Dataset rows
_____
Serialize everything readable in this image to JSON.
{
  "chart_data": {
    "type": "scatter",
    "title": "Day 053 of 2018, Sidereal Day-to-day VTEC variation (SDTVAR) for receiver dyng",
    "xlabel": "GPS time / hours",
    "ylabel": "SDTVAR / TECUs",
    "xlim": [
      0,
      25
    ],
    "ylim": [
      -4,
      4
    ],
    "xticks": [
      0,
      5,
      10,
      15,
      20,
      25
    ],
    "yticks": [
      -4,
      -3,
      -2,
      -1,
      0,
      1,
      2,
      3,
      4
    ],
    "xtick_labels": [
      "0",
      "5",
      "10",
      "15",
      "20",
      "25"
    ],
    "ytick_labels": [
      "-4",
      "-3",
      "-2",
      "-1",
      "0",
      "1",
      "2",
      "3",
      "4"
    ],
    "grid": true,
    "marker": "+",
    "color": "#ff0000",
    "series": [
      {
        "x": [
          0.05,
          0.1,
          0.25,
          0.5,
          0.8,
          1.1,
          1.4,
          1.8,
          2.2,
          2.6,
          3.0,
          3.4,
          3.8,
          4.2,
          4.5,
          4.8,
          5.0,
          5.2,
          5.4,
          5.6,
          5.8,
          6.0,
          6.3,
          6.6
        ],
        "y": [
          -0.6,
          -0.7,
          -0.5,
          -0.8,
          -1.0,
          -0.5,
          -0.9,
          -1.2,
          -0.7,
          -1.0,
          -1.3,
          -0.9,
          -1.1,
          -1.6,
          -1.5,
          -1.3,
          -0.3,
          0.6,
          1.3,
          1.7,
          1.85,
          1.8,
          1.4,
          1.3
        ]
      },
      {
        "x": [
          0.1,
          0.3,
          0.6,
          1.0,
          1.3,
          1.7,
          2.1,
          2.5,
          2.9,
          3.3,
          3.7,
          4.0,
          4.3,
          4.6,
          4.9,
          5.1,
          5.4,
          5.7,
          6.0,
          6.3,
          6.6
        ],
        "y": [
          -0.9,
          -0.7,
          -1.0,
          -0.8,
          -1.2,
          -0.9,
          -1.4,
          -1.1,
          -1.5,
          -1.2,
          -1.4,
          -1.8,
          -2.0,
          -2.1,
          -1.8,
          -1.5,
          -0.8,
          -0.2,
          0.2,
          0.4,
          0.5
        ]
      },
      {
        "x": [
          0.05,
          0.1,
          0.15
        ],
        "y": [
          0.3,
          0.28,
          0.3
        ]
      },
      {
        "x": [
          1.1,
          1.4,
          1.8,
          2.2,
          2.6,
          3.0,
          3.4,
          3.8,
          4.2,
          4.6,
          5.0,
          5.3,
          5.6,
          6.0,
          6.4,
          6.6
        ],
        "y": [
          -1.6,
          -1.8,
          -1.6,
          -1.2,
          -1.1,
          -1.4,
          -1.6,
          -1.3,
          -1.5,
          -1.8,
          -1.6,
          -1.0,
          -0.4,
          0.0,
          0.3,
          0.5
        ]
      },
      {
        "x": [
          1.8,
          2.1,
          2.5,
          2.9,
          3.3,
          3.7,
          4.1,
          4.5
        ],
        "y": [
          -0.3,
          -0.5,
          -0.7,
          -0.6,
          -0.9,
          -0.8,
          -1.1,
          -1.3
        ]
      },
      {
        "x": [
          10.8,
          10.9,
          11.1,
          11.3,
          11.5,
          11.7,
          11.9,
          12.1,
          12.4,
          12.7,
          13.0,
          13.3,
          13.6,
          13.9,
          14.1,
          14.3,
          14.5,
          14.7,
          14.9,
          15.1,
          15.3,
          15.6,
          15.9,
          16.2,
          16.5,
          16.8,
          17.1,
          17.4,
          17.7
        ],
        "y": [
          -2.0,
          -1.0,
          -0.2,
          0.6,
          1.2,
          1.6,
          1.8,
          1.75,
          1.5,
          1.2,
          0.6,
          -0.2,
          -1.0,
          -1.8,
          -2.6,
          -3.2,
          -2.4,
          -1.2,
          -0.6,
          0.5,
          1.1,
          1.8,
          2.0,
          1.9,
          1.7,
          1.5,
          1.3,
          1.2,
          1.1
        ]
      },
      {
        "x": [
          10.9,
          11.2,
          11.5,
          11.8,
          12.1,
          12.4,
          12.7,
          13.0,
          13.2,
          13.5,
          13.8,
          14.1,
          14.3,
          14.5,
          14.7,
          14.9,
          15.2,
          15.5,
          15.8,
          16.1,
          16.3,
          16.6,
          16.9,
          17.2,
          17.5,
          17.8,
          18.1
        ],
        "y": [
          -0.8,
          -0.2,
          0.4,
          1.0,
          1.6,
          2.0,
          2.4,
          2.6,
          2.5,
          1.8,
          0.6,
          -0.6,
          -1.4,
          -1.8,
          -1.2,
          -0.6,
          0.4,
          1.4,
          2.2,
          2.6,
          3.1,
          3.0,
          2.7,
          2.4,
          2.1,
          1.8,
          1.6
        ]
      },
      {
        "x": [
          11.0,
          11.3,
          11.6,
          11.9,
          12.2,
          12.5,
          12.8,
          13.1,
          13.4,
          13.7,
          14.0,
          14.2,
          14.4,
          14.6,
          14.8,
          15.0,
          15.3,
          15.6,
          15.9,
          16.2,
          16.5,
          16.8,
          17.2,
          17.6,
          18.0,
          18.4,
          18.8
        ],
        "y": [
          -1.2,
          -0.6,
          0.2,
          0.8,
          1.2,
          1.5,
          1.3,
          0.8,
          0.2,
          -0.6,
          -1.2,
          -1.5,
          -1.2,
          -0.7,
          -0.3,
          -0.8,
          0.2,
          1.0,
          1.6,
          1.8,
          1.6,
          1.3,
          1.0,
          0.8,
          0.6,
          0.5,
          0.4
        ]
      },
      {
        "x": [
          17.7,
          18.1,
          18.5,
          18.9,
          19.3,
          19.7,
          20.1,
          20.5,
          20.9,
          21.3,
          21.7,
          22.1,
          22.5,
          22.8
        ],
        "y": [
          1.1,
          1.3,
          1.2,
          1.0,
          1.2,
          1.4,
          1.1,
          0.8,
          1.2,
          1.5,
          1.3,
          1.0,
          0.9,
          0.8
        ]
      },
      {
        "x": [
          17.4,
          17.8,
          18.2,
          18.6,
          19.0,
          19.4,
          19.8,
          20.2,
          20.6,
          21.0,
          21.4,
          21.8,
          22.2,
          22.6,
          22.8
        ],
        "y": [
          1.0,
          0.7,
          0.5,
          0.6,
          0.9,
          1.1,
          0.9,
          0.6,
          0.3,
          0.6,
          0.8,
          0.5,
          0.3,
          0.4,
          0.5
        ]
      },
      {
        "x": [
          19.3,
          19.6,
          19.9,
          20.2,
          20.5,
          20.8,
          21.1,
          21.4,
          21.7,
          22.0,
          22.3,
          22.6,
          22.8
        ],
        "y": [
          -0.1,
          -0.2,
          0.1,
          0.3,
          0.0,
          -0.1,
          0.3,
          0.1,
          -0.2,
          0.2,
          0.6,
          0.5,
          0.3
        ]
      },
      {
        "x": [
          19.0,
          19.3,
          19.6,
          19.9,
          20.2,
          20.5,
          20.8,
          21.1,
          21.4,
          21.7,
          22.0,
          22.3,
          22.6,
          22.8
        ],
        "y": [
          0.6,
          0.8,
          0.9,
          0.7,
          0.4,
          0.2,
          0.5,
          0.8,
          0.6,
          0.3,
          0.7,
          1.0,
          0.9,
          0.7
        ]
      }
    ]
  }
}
_____
Supply the count of lines in the entries that contain the word "SDTVAR", and nothing besides.

2